Stored items from a collection

"""

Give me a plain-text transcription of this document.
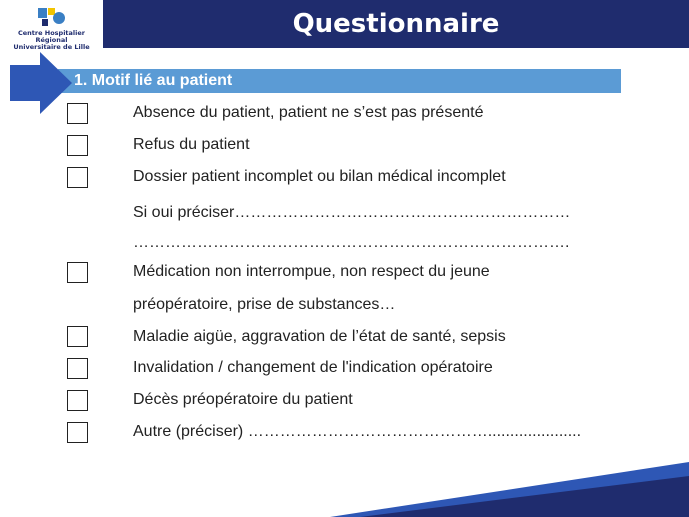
Centre Hospitalier Régional
Universitaire de Lille
Questionnaire
1. Motif lié au patient
Absence du patient, patient ne s’est pas présenté
Refus du patient
Dossier patient incomplet ou bilan médical incomplet
Si oui préciser………………………………………………………
……………………………………………………………………….
Médication non interrompue, non respect du jeune
préopératoire, prise de substances…
Maladie aigüe, aggravation de l’état de santé, sepsis
Invalidation / changement de l'indication opératoire
Décès préopératoire du patient
Autre (préciser) ……………………………………….....................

"""

EXERCISE DETAILS: Retype each record exactly as it stands, but do not include the pictures.

THE RESPONSE:
Give me a plain-text transcription of this document.
Centre Hospitalier Régional
Universitaire de Lille
Questionnaire
1. Motif lié au patient
Absence du patient, patient ne s’est pas présenté
Refus du patient
Dossier patient incomplet ou bilan médical incomplet
Si oui préciser………………………………………………………
……………………………………………………………………….
Médication non interrompue, non respect du jeune
préopératoire, prise de substances…
Maladie aigüe, aggravation de l’état de santé, sepsis
Invalidation / changement de l'indication opératoire
Décès préopératoire du patient
Autre (préciser) ……………………………………….....................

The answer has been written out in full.